SUPPLIED DATA —
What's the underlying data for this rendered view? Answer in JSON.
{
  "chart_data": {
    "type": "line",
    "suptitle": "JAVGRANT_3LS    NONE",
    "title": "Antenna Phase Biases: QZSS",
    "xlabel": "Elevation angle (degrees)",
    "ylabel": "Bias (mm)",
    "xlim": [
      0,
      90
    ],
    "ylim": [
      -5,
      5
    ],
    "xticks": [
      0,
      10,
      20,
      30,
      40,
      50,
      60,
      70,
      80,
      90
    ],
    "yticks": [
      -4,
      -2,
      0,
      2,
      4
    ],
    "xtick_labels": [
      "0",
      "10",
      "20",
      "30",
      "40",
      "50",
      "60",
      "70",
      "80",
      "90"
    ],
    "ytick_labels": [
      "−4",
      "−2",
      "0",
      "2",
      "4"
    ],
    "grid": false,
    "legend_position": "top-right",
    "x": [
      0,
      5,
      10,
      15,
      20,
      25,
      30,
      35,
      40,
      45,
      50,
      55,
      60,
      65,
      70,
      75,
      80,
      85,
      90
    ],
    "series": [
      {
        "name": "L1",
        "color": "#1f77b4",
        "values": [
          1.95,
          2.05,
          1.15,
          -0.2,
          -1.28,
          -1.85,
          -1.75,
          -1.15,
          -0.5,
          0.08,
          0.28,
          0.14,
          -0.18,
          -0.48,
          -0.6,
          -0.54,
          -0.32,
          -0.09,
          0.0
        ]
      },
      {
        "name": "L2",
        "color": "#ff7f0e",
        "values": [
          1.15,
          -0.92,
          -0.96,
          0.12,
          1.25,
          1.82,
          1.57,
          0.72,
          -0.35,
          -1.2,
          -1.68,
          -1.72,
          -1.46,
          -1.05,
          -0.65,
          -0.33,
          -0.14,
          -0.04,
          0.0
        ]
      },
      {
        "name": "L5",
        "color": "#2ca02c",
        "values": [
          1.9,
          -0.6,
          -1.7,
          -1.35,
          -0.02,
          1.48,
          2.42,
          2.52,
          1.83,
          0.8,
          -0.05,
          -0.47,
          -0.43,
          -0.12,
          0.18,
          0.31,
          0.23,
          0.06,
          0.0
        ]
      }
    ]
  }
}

PROBLEM REQUIREMENTS — All of the entries must be quoted exactly; please include each one.

WRITTEN ANSWER —
What's the underlying data for this rendered view? Answer in JSON.
{
  "chart_data": {
    "type": "line",
    "suptitle": "JAVGRANT_3LS    NONE",
    "title": "Antenna Phase Biases: QZSS",
    "xlabel": "Elevation angle (degrees)",
    "ylabel": "Bias (mm)",
    "xlim": [
      0,
      90
    ],
    "ylim": [
      -5,
      5
    ],
    "xticks": [
      0,
      10,
      20,
      30,
      40,
      50,
      60,
      70,
      80,
      90
    ],
    "yticks": [
      -4,
      -2,
      0,
      2,
      4
    ],
    "xtick_labels": [
      "0",
      "10",
      "20",
      "30",
      "40",
      "50",
      "60",
      "70",
      "80",
      "90"
    ],
    "ytick_labels": [
      "−4",
      "−2",
      "0",
      "2",
      "4"
    ],
    "grid": false,
    "legend_position": "top-right",
    "x": [
      0,
      5,
      10,
      15,
      20,
      25,
      30,
      35,
      40,
      45,
      50,
      55,
      60,
      65,
      70,
      75,
      80,
      85,
      90
    ],
    "series": [
      {
        "name": "L1",
        "color": "#1f77b4",
        "values": [
          1.95,
          2.05,
          1.15,
          -0.2,
          -1.28,
          -1.85,
          -1.75,
          -1.15,
          -0.5,
          0.08,
          0.28,
          0.14,
          -0.18,
          -0.48,
          -0.6,
          -0.54,
          -0.32,
          -0.09,
          0.0
        ]
      },
      {
        "name": "L2",
        "color": "#ff7f0e",
        "values": [
          1.15,
          -0.92,
          -0.96,
          0.12,
          1.25,
          1.82,
          1.57,
          0.72,
          -0.35,
          -1.2,
          -1.68,
          -1.72,
          -1.46,
          -1.05,
          -0.65,
          -0.33,
          -0.14,
          -0.04,
          0.0
        ]
      },
      {
        "name": "L5",
        "color": "#2ca02c",
        "values": [
          1.9,
          -0.6,
          -1.7,
          -1.35,
          -0.02,
          1.48,
          2.42,
          2.52,
          1.83,
          0.8,
          -0.05,
          -0.47,
          -0.43,
          -0.12,
          0.18,
          0.31,
          0.23,
          0.06,
          0.0
        ]
      }
    ]
  }
}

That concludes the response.